- Task to complete: Copy out each line of the data holding "objects".

- Excerpted records:
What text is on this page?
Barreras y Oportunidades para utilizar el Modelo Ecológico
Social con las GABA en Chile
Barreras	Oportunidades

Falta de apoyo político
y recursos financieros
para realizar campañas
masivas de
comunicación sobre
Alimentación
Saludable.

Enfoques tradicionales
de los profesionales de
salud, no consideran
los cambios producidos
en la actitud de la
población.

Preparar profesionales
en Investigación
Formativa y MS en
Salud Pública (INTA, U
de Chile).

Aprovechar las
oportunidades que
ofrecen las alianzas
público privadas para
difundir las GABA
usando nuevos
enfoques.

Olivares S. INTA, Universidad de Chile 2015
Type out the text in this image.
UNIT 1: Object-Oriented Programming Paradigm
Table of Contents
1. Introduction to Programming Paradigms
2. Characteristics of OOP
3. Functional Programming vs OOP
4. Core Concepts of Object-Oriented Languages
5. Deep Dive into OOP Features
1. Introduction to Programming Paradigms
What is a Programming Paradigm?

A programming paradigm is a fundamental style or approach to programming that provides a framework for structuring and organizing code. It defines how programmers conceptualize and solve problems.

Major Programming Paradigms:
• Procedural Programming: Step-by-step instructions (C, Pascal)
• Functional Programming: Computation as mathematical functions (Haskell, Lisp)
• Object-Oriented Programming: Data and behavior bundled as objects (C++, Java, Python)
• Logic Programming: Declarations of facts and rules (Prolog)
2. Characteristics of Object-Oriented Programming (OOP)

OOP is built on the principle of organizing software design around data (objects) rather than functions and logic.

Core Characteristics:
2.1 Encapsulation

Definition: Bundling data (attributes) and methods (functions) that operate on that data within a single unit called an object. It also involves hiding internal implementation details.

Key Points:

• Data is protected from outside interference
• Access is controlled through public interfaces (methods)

- Solution:
• Object-Oriented Programming: Data and behavior bundled as objects (C++, Java, Python)
OOP is built on the principle of organizing software design around data (objects) rather than functions and logic.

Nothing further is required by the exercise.